*** Document excerpt Section Begins ***
TTM has no training loss. It uses no new training data, fine-tunes no LoRAs, trains no ControlNets, and requires no learned motion encoders. All control occurs during the inference sampling stage.

The only tunable parameters are a few sampling hyperparameters, primarily \(t_{weak}\) and \(t_{strong}\). The paper uses \((t_{weak}, t_{strong}) = (36, 25)\) for SVD and \((46, 41)\) for CogVideoX. Efficiency is nearly identical to standard I2V sampling as it does not add model passes or re-sampling loops.

Key Experimental Results

Main Results

The paper evaluates TTM across three settings: object motion, camera motion, and joint motion-appearance editing.

Setting Method Training-free Key Motion Metric Visual Quality Conclusion
MC-Bench / SVD DragAnything No CTD 10.645 Imaging 0.554 Strong dynamics but obvious artifacts
MC-Bench / SVD SG-I2V Yes CTD 5.796 Imaging 0.621 Low error but often introduces background co-motion
MC-Bench / SVD TTM Yes CTD 7.967 Imaging 0.617 Comparable or superior to trained methods
MC-Bench / CogV GWTF \(\gamma=0.5\) No CTD 27.844 Imaging 0.539 Distorts under large motion
MC-Bench / CogV TTM Yes CTD 13.665 Imaging 0.579 Better motion following and quality

In the SVD group, TTM's quality matches MotionPro while producing fewer artifacts than DragAnything. In the Case of CogVideoX, TTM significantly reduces CoTracker distance (CTD) compared to GWTF while improving consistency and imaging quality.
*** Document excerpt Section Ends ***
--- Task requirements ---
Transcribe the TTM excerpt word for word, from "TTM has no training" up to and including "joint motion-appearance editing.".
*** Material supplied Section Begins ***
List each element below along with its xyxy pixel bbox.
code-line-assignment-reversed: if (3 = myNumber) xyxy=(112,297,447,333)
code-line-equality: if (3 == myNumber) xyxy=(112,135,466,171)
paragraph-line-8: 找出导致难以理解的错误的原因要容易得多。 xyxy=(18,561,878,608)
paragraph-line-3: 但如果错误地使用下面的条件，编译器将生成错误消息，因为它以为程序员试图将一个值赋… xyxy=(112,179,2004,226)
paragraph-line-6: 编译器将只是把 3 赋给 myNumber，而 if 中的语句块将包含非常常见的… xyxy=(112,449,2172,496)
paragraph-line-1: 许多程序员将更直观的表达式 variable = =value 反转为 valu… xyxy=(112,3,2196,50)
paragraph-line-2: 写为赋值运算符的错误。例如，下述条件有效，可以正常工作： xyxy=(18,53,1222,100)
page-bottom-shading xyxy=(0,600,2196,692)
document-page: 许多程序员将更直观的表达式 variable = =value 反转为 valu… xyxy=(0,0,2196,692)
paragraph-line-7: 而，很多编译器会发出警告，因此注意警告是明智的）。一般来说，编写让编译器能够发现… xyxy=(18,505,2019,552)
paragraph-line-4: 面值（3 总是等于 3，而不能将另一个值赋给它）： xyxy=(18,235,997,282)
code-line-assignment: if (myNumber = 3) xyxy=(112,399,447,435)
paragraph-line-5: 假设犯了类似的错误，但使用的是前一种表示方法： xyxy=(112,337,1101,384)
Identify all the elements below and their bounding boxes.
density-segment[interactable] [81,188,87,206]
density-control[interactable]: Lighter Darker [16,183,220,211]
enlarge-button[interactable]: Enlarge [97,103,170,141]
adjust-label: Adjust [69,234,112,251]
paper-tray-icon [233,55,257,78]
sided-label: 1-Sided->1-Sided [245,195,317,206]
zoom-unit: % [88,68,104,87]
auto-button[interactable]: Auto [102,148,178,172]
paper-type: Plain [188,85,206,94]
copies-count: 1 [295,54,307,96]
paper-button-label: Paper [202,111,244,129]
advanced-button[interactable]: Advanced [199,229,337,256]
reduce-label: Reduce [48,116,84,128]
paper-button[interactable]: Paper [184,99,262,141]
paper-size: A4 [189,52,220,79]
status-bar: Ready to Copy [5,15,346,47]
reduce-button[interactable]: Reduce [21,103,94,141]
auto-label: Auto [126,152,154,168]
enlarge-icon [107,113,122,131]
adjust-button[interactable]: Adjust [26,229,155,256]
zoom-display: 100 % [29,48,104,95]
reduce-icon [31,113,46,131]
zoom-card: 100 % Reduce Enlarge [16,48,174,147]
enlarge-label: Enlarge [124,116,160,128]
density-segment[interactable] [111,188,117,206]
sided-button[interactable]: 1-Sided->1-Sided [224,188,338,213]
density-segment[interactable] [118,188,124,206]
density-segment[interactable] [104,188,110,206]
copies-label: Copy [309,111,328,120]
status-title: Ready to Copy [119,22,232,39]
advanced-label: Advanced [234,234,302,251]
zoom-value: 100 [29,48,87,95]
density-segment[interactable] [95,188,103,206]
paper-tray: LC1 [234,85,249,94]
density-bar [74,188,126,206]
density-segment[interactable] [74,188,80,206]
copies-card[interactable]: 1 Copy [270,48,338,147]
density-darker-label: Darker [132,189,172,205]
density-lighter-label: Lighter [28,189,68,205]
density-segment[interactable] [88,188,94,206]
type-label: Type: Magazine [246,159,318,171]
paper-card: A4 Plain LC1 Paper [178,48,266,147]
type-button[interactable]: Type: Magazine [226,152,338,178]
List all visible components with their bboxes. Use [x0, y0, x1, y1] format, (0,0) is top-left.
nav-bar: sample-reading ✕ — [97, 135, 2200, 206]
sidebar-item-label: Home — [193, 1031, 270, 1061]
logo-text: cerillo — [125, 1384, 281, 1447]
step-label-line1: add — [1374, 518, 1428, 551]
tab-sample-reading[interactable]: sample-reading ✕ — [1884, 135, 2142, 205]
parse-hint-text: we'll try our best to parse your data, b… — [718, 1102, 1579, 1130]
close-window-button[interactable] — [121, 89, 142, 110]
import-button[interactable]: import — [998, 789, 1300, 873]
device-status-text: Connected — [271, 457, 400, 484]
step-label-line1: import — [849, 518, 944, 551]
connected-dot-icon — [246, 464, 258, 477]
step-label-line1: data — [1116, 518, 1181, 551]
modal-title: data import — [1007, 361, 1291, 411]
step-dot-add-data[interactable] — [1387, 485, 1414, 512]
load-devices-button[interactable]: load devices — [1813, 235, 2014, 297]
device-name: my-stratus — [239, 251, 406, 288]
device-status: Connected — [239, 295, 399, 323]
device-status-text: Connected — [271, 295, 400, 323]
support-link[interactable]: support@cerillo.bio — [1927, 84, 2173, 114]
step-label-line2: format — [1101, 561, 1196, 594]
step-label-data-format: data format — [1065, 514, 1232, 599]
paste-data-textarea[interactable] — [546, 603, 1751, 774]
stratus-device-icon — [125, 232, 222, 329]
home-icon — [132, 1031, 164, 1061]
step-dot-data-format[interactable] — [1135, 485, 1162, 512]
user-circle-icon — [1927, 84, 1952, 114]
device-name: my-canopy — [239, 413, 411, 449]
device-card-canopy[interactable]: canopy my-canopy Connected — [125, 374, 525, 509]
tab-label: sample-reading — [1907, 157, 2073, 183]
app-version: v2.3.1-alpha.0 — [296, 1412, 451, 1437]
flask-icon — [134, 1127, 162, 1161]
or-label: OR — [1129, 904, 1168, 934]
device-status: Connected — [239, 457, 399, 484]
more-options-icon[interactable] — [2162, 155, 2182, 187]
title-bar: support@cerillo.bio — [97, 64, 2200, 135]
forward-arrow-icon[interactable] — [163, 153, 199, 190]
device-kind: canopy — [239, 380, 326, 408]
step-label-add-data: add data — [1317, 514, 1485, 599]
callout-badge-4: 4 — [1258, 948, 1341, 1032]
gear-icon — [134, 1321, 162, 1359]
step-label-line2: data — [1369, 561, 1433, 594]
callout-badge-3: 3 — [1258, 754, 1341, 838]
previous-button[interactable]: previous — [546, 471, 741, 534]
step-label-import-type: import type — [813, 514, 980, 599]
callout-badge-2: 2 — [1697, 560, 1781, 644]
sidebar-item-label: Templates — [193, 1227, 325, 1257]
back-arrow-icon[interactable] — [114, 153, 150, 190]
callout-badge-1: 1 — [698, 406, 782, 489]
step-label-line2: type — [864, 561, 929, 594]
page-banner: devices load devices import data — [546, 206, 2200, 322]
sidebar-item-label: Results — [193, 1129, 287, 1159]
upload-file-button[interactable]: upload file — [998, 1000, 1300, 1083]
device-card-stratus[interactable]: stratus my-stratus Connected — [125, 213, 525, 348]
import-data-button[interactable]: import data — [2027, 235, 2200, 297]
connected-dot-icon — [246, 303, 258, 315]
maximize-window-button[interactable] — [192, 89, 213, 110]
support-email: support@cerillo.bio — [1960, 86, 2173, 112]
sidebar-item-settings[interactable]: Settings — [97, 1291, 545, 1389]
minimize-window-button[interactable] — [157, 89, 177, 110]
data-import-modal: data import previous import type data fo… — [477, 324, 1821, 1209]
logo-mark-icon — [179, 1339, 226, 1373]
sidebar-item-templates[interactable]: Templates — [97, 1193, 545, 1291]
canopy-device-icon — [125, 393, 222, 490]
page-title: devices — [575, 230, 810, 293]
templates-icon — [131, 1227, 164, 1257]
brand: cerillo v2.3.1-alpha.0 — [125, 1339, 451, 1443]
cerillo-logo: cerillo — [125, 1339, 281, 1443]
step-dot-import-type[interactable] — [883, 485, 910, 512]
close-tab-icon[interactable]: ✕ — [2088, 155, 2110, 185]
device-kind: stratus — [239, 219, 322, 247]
*** Material supplied Section Ends ***
--- Output below ---
TTM has no training loss. It uses no new training data, fine-tunes no LoRAs, trains no ControlNets, and requires no learned motion encoders. All control occurs during the inference sampling stage.

The only tunable parameters are a few sampling hyperparameters, primarily \(t_{weak}\) and \(t_{strong}\). The paper uses \((t_{weak}, t_{strong}) = (36, 25)\) for SVD and \((46, 41)\) for CogVideoX. Efficiency is nearly identical to standard I2V sampling as it does not add model passes or re-sampling loops.

Key Experimental Results

Main Results

The paper evaluates TTM across three settings: object motion, camera motion, and joint motion-appearance editing.